Direction
Transcribe every record that appears below, exactly and in full.

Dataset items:
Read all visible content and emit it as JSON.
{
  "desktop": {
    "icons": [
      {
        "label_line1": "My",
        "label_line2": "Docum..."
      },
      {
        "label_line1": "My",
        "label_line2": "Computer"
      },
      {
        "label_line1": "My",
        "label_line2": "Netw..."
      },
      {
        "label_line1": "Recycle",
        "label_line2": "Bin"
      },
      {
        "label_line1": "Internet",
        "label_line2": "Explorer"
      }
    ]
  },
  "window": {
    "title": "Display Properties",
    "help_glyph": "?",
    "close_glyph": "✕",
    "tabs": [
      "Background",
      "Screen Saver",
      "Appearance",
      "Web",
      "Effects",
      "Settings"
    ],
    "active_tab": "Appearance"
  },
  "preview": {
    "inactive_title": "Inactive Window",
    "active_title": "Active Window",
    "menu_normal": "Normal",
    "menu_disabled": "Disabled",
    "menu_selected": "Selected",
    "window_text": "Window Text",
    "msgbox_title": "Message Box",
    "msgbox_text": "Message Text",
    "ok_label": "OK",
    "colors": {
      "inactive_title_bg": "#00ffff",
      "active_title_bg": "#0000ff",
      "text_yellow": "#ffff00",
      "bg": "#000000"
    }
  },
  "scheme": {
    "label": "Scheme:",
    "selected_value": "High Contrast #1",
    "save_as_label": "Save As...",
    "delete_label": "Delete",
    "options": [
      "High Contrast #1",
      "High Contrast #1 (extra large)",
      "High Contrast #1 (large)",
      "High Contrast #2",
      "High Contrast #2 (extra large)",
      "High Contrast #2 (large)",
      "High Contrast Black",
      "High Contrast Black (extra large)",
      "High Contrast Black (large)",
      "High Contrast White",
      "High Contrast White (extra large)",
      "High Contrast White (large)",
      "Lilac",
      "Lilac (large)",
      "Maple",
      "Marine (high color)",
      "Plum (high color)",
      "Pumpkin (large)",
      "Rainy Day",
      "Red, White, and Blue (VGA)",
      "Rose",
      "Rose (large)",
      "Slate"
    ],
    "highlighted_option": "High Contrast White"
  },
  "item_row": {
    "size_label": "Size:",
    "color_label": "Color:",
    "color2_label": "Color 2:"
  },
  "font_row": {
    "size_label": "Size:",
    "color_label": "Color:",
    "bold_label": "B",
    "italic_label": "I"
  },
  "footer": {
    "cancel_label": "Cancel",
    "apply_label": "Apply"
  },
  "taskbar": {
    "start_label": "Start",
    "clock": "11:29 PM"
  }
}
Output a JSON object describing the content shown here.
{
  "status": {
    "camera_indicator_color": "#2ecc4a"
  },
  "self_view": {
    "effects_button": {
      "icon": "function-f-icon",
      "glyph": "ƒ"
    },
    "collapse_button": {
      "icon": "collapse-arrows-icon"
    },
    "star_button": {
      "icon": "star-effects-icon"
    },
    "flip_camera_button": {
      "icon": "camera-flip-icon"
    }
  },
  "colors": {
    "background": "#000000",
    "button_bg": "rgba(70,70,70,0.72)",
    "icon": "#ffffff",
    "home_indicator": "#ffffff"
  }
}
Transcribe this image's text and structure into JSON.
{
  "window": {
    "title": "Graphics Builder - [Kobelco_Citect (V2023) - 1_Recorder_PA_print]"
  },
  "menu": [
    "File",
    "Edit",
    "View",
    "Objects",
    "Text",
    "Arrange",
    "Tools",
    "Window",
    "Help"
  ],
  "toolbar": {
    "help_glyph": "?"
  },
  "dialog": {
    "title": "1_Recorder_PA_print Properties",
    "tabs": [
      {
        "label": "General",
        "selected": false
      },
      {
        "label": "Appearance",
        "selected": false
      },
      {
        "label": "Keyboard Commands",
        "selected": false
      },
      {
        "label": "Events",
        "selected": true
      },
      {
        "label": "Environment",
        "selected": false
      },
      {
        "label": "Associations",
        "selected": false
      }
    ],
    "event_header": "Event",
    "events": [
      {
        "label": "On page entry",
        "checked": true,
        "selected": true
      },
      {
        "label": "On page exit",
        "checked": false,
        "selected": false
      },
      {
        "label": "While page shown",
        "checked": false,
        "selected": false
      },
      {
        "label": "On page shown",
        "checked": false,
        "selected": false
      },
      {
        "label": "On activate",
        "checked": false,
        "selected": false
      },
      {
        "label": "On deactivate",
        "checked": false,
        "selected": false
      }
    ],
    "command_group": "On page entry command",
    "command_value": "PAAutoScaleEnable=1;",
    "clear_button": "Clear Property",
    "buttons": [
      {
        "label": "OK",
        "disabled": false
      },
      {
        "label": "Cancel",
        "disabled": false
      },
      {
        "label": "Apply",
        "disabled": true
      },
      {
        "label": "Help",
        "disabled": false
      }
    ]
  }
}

Written solution
Read all visible content and emit it as JSON.
{
  "desktop": {
    "icons": [
      {
        "label_line1": "My",
        "label_line2": "Docum..."
      },
      {
        "label_line1": "My",
        "label_line2": "Computer"
      },
      {
        "label_line1": "My",
        "label_line2": "Netw..."
      },
      {
        "label_line1": "Recycle",
        "label_line2": "Bin"
      },
      {
        "label_line1": "Internet",
        "label_line2": "Explorer"
      }
    ]
  },
  "window": {
    "title": "Display Properties",
    "help_glyph": "?",
    "close_glyph": "✕",
    "tabs": [
      "Background",
      "Screen Saver",
      "Appearance",
      "Web",
      "Effects",
      "Settings"
    ],
    "active_tab": "Appearance"
  },
  "preview": {
    "inactive_title": "Inactive Window",
    "active_title": "Active Window",
    "menu_normal": "Normal",
    "menu_disabled": "Disabled",
    "menu_selected": "Selected",
    "window_text": "Window Text",
    "msgbox_title": "Message Box",
    "msgbox_text": "Message Text",
    "ok_label": "OK",
    "colors": {
      "inactive_title_bg": "#00ffff",
      "active_title_bg": "#0000ff",
      "text_yellow": "#ffff00",
      "bg": "#000000"
    }
  },
  "scheme": {
    "label": "Scheme:",
    "selected_value": "High Contrast #1",
    "save_as_label": "Save As...",
    "delete_label": "Delete",
    "options": [
      "High Contrast #1",
      "High Contrast #1 (extra large)",
      "High Contrast #1 (large)",
      "High Contrast #2",
      "High Contrast #2 (extra large)",
      "High Contrast #2 (large)",
      "High Contrast Black",
      "High Contrast Black (extra large)",
      "High Contrast Black (large)",
      "High Contrast White",
      "High Contrast White (extra large)",
      "High Contrast White (large)",
      "Lilac",
      "Lilac (large)",
      "Maple",
      "Marine (high color)",
      "Plum (high color)",
      "Pumpkin (large)",
      "Rainy Day",
      "Red, White, and Blue (VGA)",
      "Rose",
      "Rose (large)",
      "Slate"
    ],
    "highlighted_option": "High Contrast White"
  },
  "item_row": {
    "size_label": "Size:",
    "color_label": "Color:",
    "color2_label": "Color 2:"
  },
  "font_row": {
    "size_label": "Size:",
    "color_label": "Color:",
    "bold_label": "B",
    "italic_label": "I"
  },
  "footer": {
    "cancel_label": "Cancel",
    "apply_label": "Apply"
  },
  "taskbar": {
    "start_label": "Start",
    "clock": "11:29 PM"
  }
}
Output a JSON object describing the content shown here.
{
  "status": {
    "camera_indicator_color": "#2ecc4a"
  },
  "self_view": {
    "effects_button": {
      "icon": "function-f-icon",
      "glyph": "ƒ"
    },
    "collapse_button": {
      "icon": "collapse-arrows-icon"
    },
    "star_button": {
      "icon": "star-effects-icon"
    },
    "flip_camera_button": {
      "icon": "camera-flip-icon"
    }
  },
  "colors": {
    "background": "#000000",
    "button_bg": "rgba(70,70,70,0.72)",
    "icon": "#ffffff",
    "home_indicator": "#ffffff"
  }
}
Transcribe this image's text and structure into JSON.
{
  "window": {
    "title": "Graphics Builder - [Kobelco_Citect (V2023) - 1_Recorder_PA_print]"
  },
  "menu": [
    "File",
    "Edit",
    "View",
    "Objects",
    "Text",
    "Arrange",
    "Tools",
    "Window",
    "Help"
  ],
  "toolbar": {
    "help_glyph": "?"
  },
  "dialog": {
    "title": "1_Recorder_PA_print Properties",
    "tabs": [
      {
        "label": "General",
        "selected": false
      },
      {
        "label": "Appearance",
        "selected": false
      },
      {
        "label": "Keyboard Commands",
        "selected": false
      },
      {
        "label": "Events",
        "selected": true
      },
      {
        "label": "Environment",
        "selected": false
      },
      {
        "label": "Associations",
        "selected": false
      }
    ],
    "event_header": "Event",
    "events": [
      {
        "label": "On page entry",
        "checked": true,
        "selected": true
      },
      {
        "label": "On page exit",
        "checked": false,
        "selected": false
      },
      {
        "label": "While page shown",
        "checked": false,
        "selected": false
      },
      {
        "label": "On page shown",
        "checked": false,
        "selected": false
      },
      {
        "label": "On activate",
        "checked": false,
        "selected": false
      },
      {
        "label": "On deactivate",
        "checked": false,
        "selected": false
      }
    ],
    "command_group": "On page entry command",
    "command_value": "PAAutoScaleEnable=1;",
    "clear_button": "Clear Property",
    "buttons": [
      {
        "label": "OK",
        "disabled": false
      },
      {
        "label": "Cancel",
        "disabled": false
      },
      {
        "label": "Apply",
        "disabled": true
      },
      {
        "label": "Help",
        "disabled": false
      }
    ]
  }
}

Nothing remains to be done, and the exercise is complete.